__SHORT TASK__: Copy out the listing in full, exactly as written, but not its pictures.

■ ■ ■

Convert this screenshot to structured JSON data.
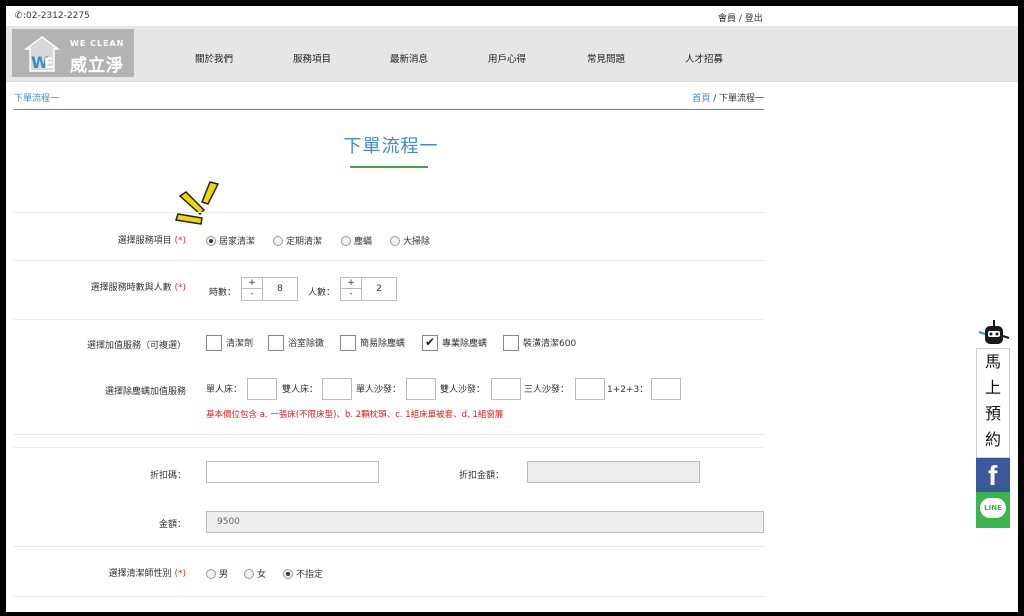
{
  "topbar": {
    "phone": ":02-2312-2275",
    "member": "會員",
    "sep": " / ",
    "logout": "登出"
  },
  "logo": {
    "en": "WE CLEAN",
    "zh": "威立淨"
  },
  "nav": [
    "關於我們",
    "服務項目",
    "最新消息",
    "用戶心得",
    "常見問題",
    "人才招募"
  ],
  "breadcrumb": {
    "current": "下單流程一",
    "home": "首頁",
    "sep": " / "
  },
  "page_title": "下單流程一",
  "service": {
    "label": "選擇服務項目",
    "req": "(*)",
    "options": [
      "居家清潔",
      "定期清潔",
      "塵蟎",
      "大掃除"
    ],
    "selected": 0
  },
  "hours": {
    "label": "選擇服務時數與人數",
    "req": "(*)",
    "hours_label": "時數：",
    "hours_value": "8",
    "people_label": "人數：",
    "people_value": "2",
    "plus": "+",
    "minus": "-"
  },
  "addons": {
    "label": "選擇加值服務（可複選）",
    "items": [
      {
        "label": "清潔劑",
        "checked": false
      },
      {
        "label": "浴室除黴",
        "checked": false
      },
      {
        "label": "簡易除塵螨",
        "checked": false
      },
      {
        "label": "專業除塵螨",
        "checked": true
      },
      {
        "label": "裝潢清潔600",
        "checked": false
      }
    ]
  },
  "mite": {
    "label": "選擇除塵螨加值服務",
    "fields": [
      "單人床：",
      "雙人床：",
      "單人沙發：",
      "雙人沙發：",
      "三人沙發：",
      "1+2+3："
    ],
    "note": "基本價位包含 a. 一張床(不限床型)、b. 2顆枕頭、c. 1組床單被套、d. 1組窗簾"
  },
  "discount": {
    "label": "折扣碼：",
    "amount_label": "折扣金額：",
    "code_value": "",
    "amount_value": ""
  },
  "amount": {
    "label": "金額：",
    "value": "9500"
  },
  "gender": {
    "label": "選擇清潔師性別",
    "req": "(*)",
    "options": [
      "男",
      "女",
      "不指定"
    ],
    "selected": 2
  },
  "side": {
    "book": [
      "馬",
      "上",
      "預",
      "約"
    ],
    "fb": "f",
    "line": "LINE"
  },
  "colors": {
    "accent": "#3d8bc8",
    "green": "#43a047",
    "required": "#d33",
    "facebook": "#3b5998",
    "line": "#3ab54a"
  }
}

■ ■ ■

__CORRECT OUTPUT__:
Convert this screenshot to structured JSON data.
{
  "topbar": {
    "phone": ":02-2312-2275",
    "member": "會員",
    "sep": " / ",
    "logout": "登出"
  },
  "logo": {
    "en": "WE CLEAN",
    "zh": "威立淨"
  },
  "nav": [
    "關於我們",
    "服務項目",
    "最新消息",
    "用戶心得",
    "常見問題",
    "人才招募"
  ],
  "breadcrumb": {
    "current": "下單流程一",
    "home": "首頁",
    "sep": " / "
  },
  "page_title": "下單流程一",
  "service": {
    "label": "選擇服務項目",
    "req": "(*)",
    "options": [
      "居家清潔",
      "定期清潔",
      "塵蟎",
      "大掃除"
    ],
    "selected": 0
  },
  "hours": {
    "label": "選擇服務時數與人數",
    "req": "(*)",
    "hours_label": "時數：",
    "hours_value": "8",
    "people_label": "人數：",
    "people_value": "2",
    "plus": "+",
    "minus": "-"
  },
  "addons": {
    "label": "選擇加值服務（可複選）",
    "items": [
      {
        "label": "清潔劑",
        "checked": false
      },
      {
        "label": "浴室除黴",
        "checked": false
      },
      {
        "label": "簡易除塵螨",
        "checked": false
      },
      {
        "label": "專業除塵螨",
        "checked": true
      },
      {
        "label": "裝潢清潔600",
        "checked": false
      }
    ]
  },
  "mite": {
    "label": "選擇除塵螨加值服務",
    "fields": [
      "單人床：",
      "雙人床：",
      "單人沙發：",
      "雙人沙發：",
      "三人沙發：",
      "1+2+3："
    ],
    "note": "基本價位包含 a. 一張床(不限床型)、b. 2顆枕頭、c. 1組床單被套、d. 1組窗簾"
  },
  "discount": {
    "label": "折扣碼：",
    "amount_label": "折扣金額：",
    "code_value": "",
    "amount_value": ""
  },
  "amount": {
    "label": "金額：",
    "value": "9500"
  },
  "gender": {
    "label": "選擇清潔師性別",
    "req": "(*)",
    "options": [
      "男",
      "女",
      "不指定"
    ],
    "selected": 2
  },
  "side": {
    "book": [
      "馬",
      "上",
      "預",
      "約"
    ],
    "fb": "f",
    "line": "LINE"
  },
  "colors": {
    "accent": "#3d8bc8",
    "green": "#43a047",
    "required": "#d33",
    "facebook": "#3b5998",
    "line": "#3ab54a"
  }
}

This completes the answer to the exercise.